Give the listing again character for character, but drop the images.

▶ **RECORDS SHOWN**

........

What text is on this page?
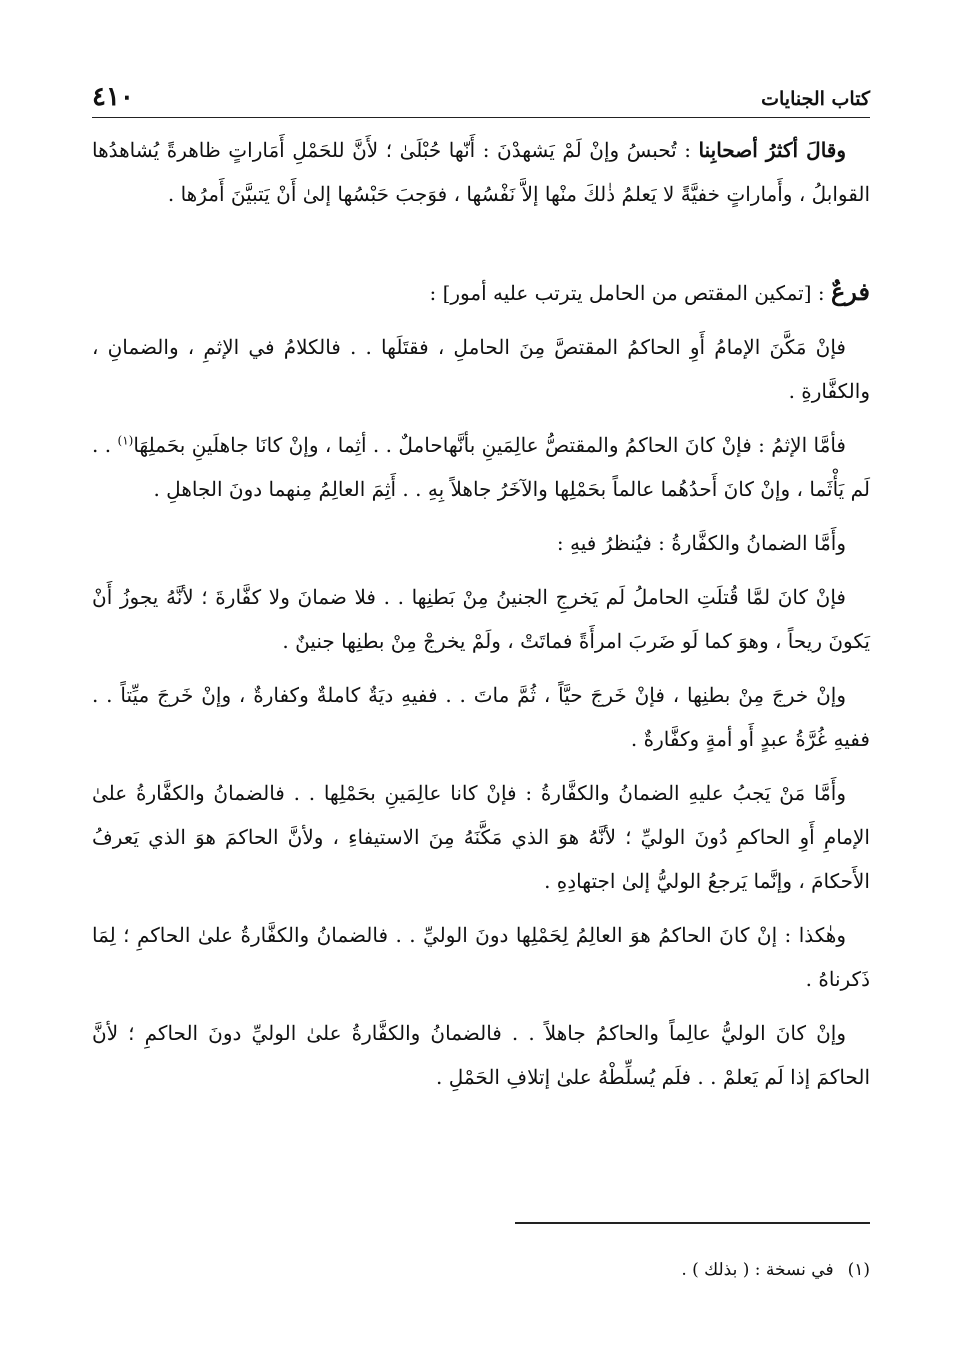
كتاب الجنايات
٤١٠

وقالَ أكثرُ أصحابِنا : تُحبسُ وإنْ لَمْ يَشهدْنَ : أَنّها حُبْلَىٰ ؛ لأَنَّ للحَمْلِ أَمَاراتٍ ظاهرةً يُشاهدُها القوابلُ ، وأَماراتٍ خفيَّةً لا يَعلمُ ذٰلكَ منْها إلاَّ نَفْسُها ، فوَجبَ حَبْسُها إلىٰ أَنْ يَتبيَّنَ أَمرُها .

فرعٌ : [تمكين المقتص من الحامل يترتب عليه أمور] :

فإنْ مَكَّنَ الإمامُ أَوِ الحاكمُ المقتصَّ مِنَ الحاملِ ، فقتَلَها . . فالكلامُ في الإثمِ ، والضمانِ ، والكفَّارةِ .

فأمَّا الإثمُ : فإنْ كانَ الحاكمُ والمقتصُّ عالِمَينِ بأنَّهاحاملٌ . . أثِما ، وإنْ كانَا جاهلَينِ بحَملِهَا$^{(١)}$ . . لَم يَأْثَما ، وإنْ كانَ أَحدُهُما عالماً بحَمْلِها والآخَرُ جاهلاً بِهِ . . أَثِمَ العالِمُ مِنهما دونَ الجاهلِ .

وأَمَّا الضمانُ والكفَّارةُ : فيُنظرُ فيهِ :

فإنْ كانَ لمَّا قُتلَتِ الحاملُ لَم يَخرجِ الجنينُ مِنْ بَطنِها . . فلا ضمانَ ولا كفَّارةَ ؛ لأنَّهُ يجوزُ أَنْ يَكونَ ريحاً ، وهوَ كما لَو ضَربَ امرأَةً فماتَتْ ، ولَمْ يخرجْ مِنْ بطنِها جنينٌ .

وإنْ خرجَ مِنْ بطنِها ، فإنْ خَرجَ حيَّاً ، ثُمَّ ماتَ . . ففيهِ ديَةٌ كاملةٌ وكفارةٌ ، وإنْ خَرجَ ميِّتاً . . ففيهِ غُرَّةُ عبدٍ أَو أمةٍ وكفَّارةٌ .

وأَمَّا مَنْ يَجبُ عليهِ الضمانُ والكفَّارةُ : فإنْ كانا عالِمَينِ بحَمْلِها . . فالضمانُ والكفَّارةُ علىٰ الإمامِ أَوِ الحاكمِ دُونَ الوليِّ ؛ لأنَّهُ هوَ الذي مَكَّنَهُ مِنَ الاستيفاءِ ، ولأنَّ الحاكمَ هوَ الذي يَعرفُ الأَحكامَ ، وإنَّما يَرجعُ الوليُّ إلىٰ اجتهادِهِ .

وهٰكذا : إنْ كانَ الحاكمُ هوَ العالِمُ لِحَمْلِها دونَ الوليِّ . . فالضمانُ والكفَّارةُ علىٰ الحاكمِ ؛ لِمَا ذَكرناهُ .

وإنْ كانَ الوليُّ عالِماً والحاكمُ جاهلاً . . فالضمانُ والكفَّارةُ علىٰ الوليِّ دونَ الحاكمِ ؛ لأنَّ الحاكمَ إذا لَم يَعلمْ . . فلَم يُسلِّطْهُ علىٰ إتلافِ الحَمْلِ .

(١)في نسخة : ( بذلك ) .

........

▶ **ANSWER FOR THE TASK**
What text is on this page?
كتاب الجنايات
٤١٠

وقالَ أكثرُ أصحابِنا : تُحبسُ وإنْ لَمْ يَشهدْنَ : أَنّها حُبْلَىٰ ؛ لأَنَّ للحَمْلِ أَمَاراتٍ ظاهرةً يُشاهدُها القوابلُ ، وأَماراتٍ خفيَّةً لا يَعلمُ ذٰلكَ منْها إلاَّ نَفْسُها ، فوَجبَ حَبْسُها إلىٰ أَنْ يَتبيَّنَ أَمرُها .

فرعٌ : [تمكين المقتص من الحامل يترتب عليه أمور] :

فإنْ مَكَّنَ الإمامُ أَوِ الحاكمُ المقتصَّ مِنَ الحاملِ ، فقتَلَها . . فالكلامُ في الإثمِ ، والضمانِ ، والكفَّارةِ .

فأمَّا الإثمُ : فإنْ كانَ الحاكمُ والمقتصُّ عالِمَينِ بأنَّهاحاملٌ . . أثِما ، وإنْ كانَا جاهلَينِ بحَملِهَا$^{(١)}$ . . لَم يَأْثَما ، وإنْ كانَ أَحدُهُما عالماً بحَمْلِها والآخَرُ جاهلاً بِهِ . . أَثِمَ العالِمُ مِنهما دونَ الجاهلِ .

وأَمَّا الضمانُ والكفَّارةُ : فيُنظرُ فيهِ :

فإنْ كانَ لمَّا قُتلَتِ الحاملُ لَم يَخرجِ الجنينُ مِنْ بَطنِها . . فلا ضمانَ ولا كفَّارةَ ؛ لأنَّهُ يجوزُ أَنْ يَكونَ ريحاً ، وهوَ كما لَو ضَربَ امرأَةً فماتَتْ ، ولَمْ يخرجْ مِنْ بطنِها جنينٌ .

وإنْ خرجَ مِنْ بطنِها ، فإنْ خَرجَ حيَّاً ، ثُمَّ ماتَ . . ففيهِ ديَةٌ كاملةٌ وكفارةٌ ، وإنْ خَرجَ ميِّتاً . . ففيهِ غُرَّةُ عبدٍ أَو أمةٍ وكفَّارةٌ .

وأَمَّا مَنْ يَجبُ عليهِ الضمانُ والكفَّارةُ : فإنْ كانا عالِمَينِ بحَمْلِها . . فالضمانُ والكفَّارةُ علىٰ الإمامِ أَوِ الحاكمِ دُونَ الوليِّ ؛ لأنَّهُ هوَ الذي مَكَّنَهُ مِنَ الاستيفاءِ ، ولأنَّ الحاكمَ هوَ الذي يَعرفُ الأَحكامَ ، وإنَّما يَرجعُ الوليُّ إلىٰ اجتهادِهِ .

وهٰكذا : إنْ كانَ الحاكمُ هوَ العالِمُ لِحَمْلِها دونَ الوليِّ . . فالضمانُ والكفَّارةُ علىٰ الحاكمِ ؛ لِمَا ذَكرناهُ .

وإنْ كانَ الوليُّ عالِماً والحاكمُ جاهلاً . . فالضمانُ والكفَّارةُ علىٰ الوليِّ دونَ الحاكمِ ؛ لأنَّ الحاكمَ إذا لَم يَعلمْ . . فلَم يُسلِّطْهُ علىٰ إتلافِ الحَمْلِ .

(١)في نسخة : ( بذلك ) .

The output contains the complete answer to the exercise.